Problem requirements:
Narrow the data below down to the lines containing "nmanual".

Exercise data:
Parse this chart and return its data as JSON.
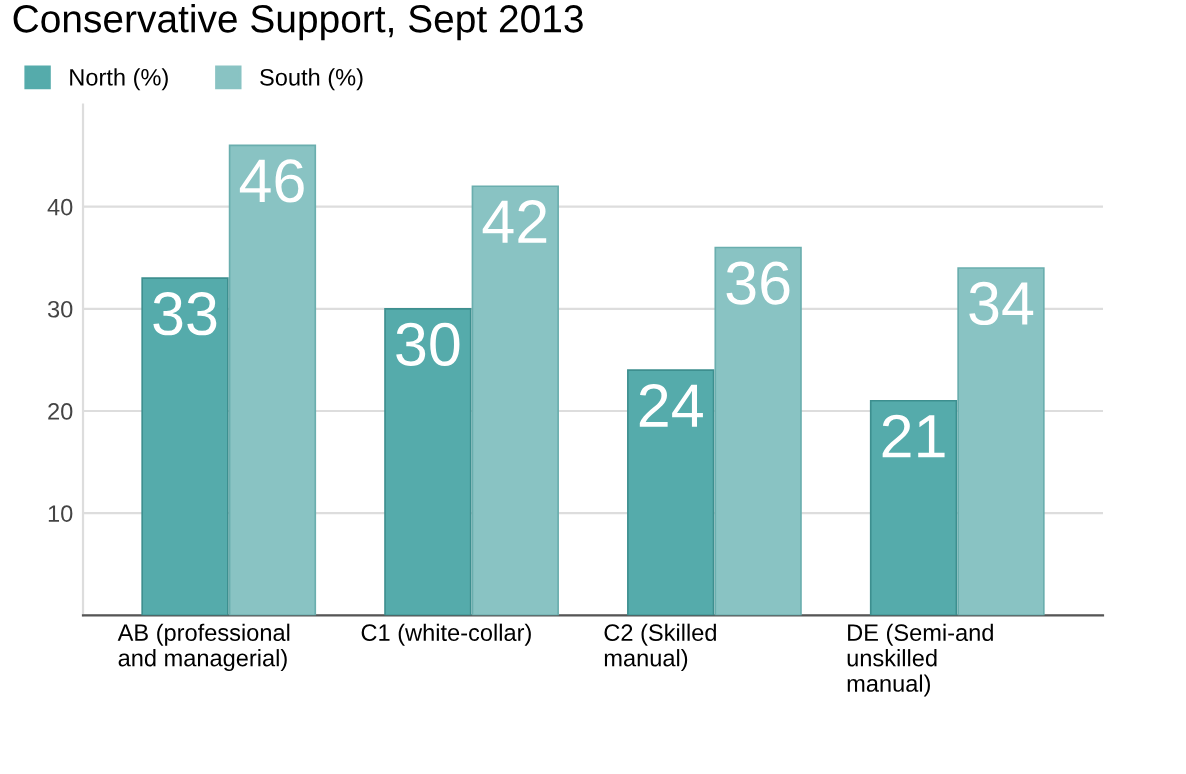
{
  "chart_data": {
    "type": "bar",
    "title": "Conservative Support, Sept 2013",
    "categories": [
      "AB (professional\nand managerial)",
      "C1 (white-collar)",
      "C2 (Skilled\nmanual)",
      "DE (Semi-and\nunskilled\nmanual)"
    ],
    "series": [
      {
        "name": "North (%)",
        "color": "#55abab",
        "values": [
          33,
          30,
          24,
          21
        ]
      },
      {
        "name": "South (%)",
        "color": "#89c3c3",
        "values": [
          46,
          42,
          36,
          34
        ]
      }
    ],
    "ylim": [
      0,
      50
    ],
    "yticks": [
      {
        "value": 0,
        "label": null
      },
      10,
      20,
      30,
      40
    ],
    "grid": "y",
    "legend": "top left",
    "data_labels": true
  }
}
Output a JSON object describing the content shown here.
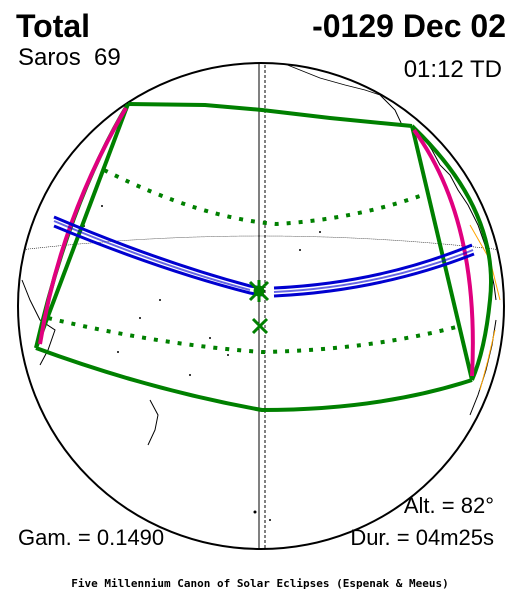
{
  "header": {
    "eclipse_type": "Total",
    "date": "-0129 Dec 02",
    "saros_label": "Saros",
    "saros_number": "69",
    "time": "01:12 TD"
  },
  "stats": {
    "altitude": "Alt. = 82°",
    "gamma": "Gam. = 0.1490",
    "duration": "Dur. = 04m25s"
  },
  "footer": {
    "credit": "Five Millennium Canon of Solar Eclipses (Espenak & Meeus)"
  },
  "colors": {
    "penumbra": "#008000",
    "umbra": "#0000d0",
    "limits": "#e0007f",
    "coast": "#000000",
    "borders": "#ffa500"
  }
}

Response to the exercise:
      "C2 (Skilled\nmanual)",
      "DE (Semi-and\nunskilled\nmanual)"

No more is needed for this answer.